Pull every line with the word "обязательств" out of the entries below.

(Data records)
-=-=-
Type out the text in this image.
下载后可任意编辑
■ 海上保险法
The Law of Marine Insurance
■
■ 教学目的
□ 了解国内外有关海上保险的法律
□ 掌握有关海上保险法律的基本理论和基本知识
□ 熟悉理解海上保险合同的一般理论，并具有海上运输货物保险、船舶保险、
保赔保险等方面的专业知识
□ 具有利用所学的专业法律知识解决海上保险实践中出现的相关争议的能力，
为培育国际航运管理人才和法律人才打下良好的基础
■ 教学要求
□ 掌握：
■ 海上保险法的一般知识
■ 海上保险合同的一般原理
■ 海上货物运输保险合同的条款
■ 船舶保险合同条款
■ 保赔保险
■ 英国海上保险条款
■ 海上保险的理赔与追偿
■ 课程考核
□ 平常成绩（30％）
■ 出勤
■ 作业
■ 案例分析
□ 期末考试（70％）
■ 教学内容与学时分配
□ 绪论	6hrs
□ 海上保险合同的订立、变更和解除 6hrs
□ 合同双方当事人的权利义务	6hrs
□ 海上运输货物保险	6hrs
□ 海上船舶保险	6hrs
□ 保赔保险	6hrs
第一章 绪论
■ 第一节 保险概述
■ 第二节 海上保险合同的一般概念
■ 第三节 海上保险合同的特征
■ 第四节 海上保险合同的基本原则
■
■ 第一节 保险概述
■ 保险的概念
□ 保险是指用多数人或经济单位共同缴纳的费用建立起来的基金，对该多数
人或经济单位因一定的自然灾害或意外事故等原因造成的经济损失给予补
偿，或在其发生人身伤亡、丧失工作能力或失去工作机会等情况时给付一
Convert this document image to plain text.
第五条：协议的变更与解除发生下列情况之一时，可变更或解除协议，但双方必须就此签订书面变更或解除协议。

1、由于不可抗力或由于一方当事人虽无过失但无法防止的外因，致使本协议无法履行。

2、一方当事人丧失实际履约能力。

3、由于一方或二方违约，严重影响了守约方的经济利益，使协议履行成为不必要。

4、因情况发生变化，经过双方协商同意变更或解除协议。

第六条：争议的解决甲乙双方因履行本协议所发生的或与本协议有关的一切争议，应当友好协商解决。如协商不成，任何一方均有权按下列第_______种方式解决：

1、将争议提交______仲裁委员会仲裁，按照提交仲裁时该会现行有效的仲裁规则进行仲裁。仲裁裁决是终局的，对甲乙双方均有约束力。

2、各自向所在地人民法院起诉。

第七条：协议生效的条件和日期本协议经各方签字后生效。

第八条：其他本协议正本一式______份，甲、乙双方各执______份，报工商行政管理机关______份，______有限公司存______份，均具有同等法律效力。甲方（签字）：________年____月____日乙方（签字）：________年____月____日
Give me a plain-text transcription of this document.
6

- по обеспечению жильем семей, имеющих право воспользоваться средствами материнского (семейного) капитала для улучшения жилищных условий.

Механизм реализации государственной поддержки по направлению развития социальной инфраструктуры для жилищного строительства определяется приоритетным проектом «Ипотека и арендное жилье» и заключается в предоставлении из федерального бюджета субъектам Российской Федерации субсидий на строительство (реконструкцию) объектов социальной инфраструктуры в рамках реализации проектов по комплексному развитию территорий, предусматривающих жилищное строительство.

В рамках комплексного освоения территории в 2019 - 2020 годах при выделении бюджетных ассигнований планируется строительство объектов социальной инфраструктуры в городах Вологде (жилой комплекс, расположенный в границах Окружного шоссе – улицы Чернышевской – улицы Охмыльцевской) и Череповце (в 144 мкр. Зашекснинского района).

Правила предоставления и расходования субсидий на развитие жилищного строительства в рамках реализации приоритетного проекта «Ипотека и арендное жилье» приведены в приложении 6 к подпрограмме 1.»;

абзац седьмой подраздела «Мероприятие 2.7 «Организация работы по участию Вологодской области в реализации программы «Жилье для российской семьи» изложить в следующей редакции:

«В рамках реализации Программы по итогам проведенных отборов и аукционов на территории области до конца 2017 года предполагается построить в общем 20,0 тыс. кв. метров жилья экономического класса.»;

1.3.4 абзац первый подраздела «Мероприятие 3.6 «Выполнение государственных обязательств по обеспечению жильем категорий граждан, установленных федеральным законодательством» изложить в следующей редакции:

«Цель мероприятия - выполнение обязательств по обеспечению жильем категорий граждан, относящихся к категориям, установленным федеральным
-=-=-
[Reply to the exercise]:
1.3.4 абзац первый подраздела «Мероприятие 3.6 «Выполнение государственных обязательств по обеспечению жильем категорий граждан, установленных федеральным законодательством» изложить в следующей редакции:
«Цель мероприятия - выполнение обязательств по обеспечению жильем категорий граждан, относящихся к категориям, установленным федеральным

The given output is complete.